- Stated exercise
Output the records exactly. Include every line.

- Task material

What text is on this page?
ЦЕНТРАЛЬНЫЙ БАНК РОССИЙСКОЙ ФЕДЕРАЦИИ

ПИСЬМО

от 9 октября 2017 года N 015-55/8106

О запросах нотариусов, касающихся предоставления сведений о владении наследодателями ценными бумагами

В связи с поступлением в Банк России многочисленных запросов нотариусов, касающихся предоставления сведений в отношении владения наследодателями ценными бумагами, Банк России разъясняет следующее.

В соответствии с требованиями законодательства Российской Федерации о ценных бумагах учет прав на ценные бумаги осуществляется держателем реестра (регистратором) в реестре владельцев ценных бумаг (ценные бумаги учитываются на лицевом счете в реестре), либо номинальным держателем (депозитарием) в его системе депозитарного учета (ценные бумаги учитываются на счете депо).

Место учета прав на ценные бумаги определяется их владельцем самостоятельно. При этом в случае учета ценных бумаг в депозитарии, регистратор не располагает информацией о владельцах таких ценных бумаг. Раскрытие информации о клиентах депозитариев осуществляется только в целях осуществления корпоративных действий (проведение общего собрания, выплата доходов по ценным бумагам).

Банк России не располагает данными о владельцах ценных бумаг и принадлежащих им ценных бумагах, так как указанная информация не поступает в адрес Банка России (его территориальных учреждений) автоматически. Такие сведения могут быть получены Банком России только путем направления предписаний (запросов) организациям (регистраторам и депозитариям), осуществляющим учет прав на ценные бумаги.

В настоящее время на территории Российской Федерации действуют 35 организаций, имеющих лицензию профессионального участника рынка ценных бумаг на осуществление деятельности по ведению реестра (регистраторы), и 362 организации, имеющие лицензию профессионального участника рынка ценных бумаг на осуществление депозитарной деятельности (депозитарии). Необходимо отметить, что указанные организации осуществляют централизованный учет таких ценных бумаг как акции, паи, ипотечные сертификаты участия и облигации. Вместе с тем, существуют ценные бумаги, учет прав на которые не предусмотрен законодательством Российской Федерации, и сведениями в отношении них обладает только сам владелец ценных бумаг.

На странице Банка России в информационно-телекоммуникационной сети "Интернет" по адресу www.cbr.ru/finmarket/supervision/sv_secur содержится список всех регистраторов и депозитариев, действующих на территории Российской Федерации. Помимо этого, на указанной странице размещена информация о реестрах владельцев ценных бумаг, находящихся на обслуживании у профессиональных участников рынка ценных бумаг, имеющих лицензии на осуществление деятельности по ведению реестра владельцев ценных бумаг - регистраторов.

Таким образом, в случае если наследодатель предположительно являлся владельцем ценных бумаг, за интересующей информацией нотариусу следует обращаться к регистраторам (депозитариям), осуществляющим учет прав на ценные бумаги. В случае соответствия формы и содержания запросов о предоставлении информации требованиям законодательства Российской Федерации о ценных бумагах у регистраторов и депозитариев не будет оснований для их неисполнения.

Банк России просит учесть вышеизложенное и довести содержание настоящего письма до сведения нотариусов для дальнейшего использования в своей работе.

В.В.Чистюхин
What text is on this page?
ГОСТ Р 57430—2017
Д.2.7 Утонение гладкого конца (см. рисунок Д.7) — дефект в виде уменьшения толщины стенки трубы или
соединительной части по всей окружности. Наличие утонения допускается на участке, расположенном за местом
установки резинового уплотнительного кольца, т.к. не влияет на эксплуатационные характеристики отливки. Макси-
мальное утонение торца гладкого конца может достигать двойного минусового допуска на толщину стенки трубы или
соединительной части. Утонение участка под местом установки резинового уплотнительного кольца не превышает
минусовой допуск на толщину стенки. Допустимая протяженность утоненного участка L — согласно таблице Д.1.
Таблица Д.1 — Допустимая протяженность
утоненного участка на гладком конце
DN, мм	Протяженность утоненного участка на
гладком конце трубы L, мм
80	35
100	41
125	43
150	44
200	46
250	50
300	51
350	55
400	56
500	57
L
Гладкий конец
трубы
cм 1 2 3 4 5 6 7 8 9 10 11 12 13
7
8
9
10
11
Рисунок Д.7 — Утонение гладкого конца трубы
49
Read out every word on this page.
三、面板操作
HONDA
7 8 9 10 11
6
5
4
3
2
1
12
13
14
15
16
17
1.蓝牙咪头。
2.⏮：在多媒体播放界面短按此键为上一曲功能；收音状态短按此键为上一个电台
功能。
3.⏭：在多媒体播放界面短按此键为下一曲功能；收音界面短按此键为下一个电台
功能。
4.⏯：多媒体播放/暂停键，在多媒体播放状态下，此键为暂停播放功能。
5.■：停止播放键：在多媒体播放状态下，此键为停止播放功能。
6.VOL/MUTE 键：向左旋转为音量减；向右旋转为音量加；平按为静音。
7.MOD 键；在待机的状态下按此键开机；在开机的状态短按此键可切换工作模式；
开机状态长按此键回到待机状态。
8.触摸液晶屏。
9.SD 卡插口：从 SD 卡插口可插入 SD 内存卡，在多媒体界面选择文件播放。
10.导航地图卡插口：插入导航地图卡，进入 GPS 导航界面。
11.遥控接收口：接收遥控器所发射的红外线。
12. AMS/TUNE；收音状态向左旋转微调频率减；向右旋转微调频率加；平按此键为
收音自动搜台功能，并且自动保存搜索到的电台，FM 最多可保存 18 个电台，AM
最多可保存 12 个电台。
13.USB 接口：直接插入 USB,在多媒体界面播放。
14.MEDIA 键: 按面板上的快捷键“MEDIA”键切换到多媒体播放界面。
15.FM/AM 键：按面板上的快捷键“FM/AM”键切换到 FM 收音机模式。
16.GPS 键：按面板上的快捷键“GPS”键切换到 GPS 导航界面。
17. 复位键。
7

- Worked solution
What text is on this page?
ЦЕНТРАЛЬНЫЙ БАНК РОССИЙСКОЙ ФЕДЕРАЦИИ

ПИСЬМО

от 9 октября 2017 года N 015-55/8106

О запросах нотариусов, касающихся предоставления сведений о владении наследодателями ценными бумагами

В связи с поступлением в Банк России многочисленных запросов нотариусов, касающихся предоставления сведений в отношении владения наследодателями ценными бумагами, Банк России разъясняет следующее.

В соответствии с требованиями законодательства Российской Федерации о ценных бумагах учет прав на ценные бумаги осуществляется держателем реестра (регистратором) в реестре владельцев ценных бумаг (ценные бумаги учитываются на лицевом счете в реестре), либо номинальным держателем (депозитарием) в его системе депозитарного учета (ценные бумаги учитываются на счете депо).

Место учета прав на ценные бумаги определяется их владельцем самостоятельно. При этом в случае учета ценных бумаг в депозитарии, регистратор не располагает информацией о владельцах таких ценных бумаг. Раскрытие информации о клиентах депозитариев осуществляется только в целях осуществления корпоративных действий (проведение общего собрания, выплата доходов по ценным бумагам).

Банк России не располагает данными о владельцах ценных бумаг и принадлежащих им ценных бумагах, так как указанная информация не поступает в адрес Банка России (его территориальных учреждений) автоматически. Такие сведения могут быть получены Банком России только путем направления предписаний (запросов) организациям (регистраторам и депозитариям), осуществляющим учет прав на ценные бумаги.

В настоящее время на территории Российской Федерации действуют 35 организаций, имеющих лицензию профессионального участника рынка ценных бумаг на осуществление деятельности по ведению реестра (регистраторы), и 362 организации, имеющие лицензию профессионального участника рынка ценных бумаг на осуществление депозитарной деятельности (депозитарии). Необходимо отметить, что указанные организации осуществляют централизованный учет таких ценных бумаг как акции, паи, ипотечные сертификаты участия и облигации. Вместе с тем, существуют ценные бумаги, учет прав на которые не предусмотрен законодательством Российской Федерации, и сведениями в отношении них обладает только сам владелец ценных бумаг.

На странице Банка России в информационно-телекоммуникационной сети "Интернет" по адресу www.cbr.ru/finmarket/supervision/sv_secur содержится список всех регистраторов и депозитариев, действующих на территории Российской Федерации. Помимо этого, на указанной странице размещена информация о реестрах владельцев ценных бумаг, находящихся на обслуживании у профессиональных участников рынка ценных бумаг, имеющих лицензии на осуществление деятельности по ведению реестра владельцев ценных бумаг - регистраторов.

Таким образом, в случае если наследодатель предположительно являлся владельцем ценных бумаг, за интересующей информацией нотариусу следует обращаться к регистраторам (депозитариям), осуществляющим учет прав на ценные бумаги. В случае соответствия формы и содержания запросов о предоставлении информации требованиям законодательства Российской Федерации о ценных бумагах у регистраторов и депозитариев не будет оснований для их неисполнения.

Банк России просит учесть вышеизложенное и довести содержание настоящего письма до сведения нотариусов для дальнейшего использования в своей работе.

В.В.Чистюхин
What text is on this page?
ГОСТ Р 57430—2017
Д.2.7 Утонение гладкого конца (см. рисунок Д.7) — дефект в виде уменьшения толщины стенки трубы или
соединительной части по всей окружности. Наличие утонения допускается на участке, расположенном за местом
установки резинового уплотнительного кольца, т.к. не влияет на эксплуатационные характеристики отливки. Макси-
мальное утонение торца гладкого конца может достигать двойного минусового допуска на толщину стенки трубы или
соединительной части. Утонение участка под местом установки резинового уплотнительного кольца не превышает
минусовой допуск на толщину стенки. Допустимая протяженность утоненного участка L — согласно таблице Д.1.
Таблица Д.1 — Допустимая протяженность
утоненного участка на гладком конце
DN, мм	Протяженность утоненного участка на
гладком конце трубы L, мм
80	35
100	41
125	43
150	44
200	46
250	50
300	51
350	55
400	56
500	57
L
Гладкий конец
трубы
cм 1 2 3 4 5 6 7 8 9 10 11 12 13
7
8
9
10
11
Рисунок Д.7 — Утонение гладкого конца трубы
49
Read out every word on this page.
三、面板操作
HONDA
7 8 9 10 11
6
5
4
3
2
1
12
13
14
15
16
17
1.蓝牙咪头。
2.⏮：在多媒体播放界面短按此键为上一曲功能；收音状态短按此键为上一个电台
功能。
3.⏭：在多媒体播放界面短按此键为下一曲功能；收音界面短按此键为下一个电台
功能。
4.⏯：多媒体播放/暂停键，在多媒体播放状态下，此键为暂停播放功能。
5.■：停止播放键：在多媒体播放状态下，此键为停止播放功能。
6.VOL/MUTE 键：向左旋转为音量减；向右旋转为音量加；平按为静音。
7.MOD 键；在待机的状态下按此键开机；在开机的状态短按此键可切换工作模式；
开机状态长按此键回到待机状态。
8.触摸液晶屏。
9.SD 卡插口：从 SD 卡插口可插入 SD 内存卡，在多媒体界面选择文件播放。
10.导航地图卡插口：插入导航地图卡，进入 GPS 导航界面。
11.遥控接收口：接收遥控器所发射的红外线。
12. AMS/TUNE；收音状态向左旋转微调频率减；向右旋转微调频率加；平按此键为
收音自动搜台功能，并且自动保存搜索到的电台，FM 最多可保存 18 个电台，AM
最多可保存 12 个电台。
13.USB 接口：直接插入 USB,在多媒体界面播放。
14.MEDIA 键: 按面板上的快捷键“MEDIA”键切换到多媒体播放界面。
15.FM/AM 键：按面板上的快捷键“FM/AM”键切换到 FM 收音机模式。
16.GPS 键：按面板上的快捷键“GPS”键切换到 GPS 导航界面。
17. 复位键。
7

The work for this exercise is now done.